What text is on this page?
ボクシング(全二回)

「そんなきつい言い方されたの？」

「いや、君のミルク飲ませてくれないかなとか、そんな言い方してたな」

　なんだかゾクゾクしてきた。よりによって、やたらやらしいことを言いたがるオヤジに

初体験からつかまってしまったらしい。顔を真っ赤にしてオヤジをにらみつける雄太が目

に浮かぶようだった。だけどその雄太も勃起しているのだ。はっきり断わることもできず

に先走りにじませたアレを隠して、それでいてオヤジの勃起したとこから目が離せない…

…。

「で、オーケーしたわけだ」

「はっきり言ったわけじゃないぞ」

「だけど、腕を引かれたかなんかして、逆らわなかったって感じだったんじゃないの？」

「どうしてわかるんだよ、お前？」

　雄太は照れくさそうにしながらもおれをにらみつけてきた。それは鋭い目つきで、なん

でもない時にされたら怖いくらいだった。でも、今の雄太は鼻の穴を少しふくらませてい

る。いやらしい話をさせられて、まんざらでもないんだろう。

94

+++

Task goal. Word for word, write out all of the data above.

Exercise result.
What text is on this page?
ボクシング(全二回)

「そんなきつい言い方されたの？」

「いや、君のミルク飲ませてくれないかなとか、そんな言い方してたな」

　なんだかゾクゾクしてきた。よりによって、やたらやらしいことを言いたがるオヤジに

初体験からつかまってしまったらしい。顔を真っ赤にしてオヤジをにらみつける雄太が目

に浮かぶようだった。だけどその雄太も勃起しているのだ。はっきり断わることもできず

に先走りにじませたアレを隠して、それでいてオヤジの勃起したとこから目が離せない…

…。

「で、オーケーしたわけだ」

「はっきり言ったわけじゃないぞ」

「だけど、腕を引かれたかなんかして、逆らわなかったって感じだったんじゃないの？」

「どうしてわかるんだよ、お前？」

　雄太は照れくさそうにしながらもおれをにらみつけてきた。それは鋭い目つきで、なん

でもない時にされたら怖いくらいだった。でも、今の雄太は鼻の穴を少しふくらませてい

る。いやらしい話をさせられて、まんざらでもないんだろう。

94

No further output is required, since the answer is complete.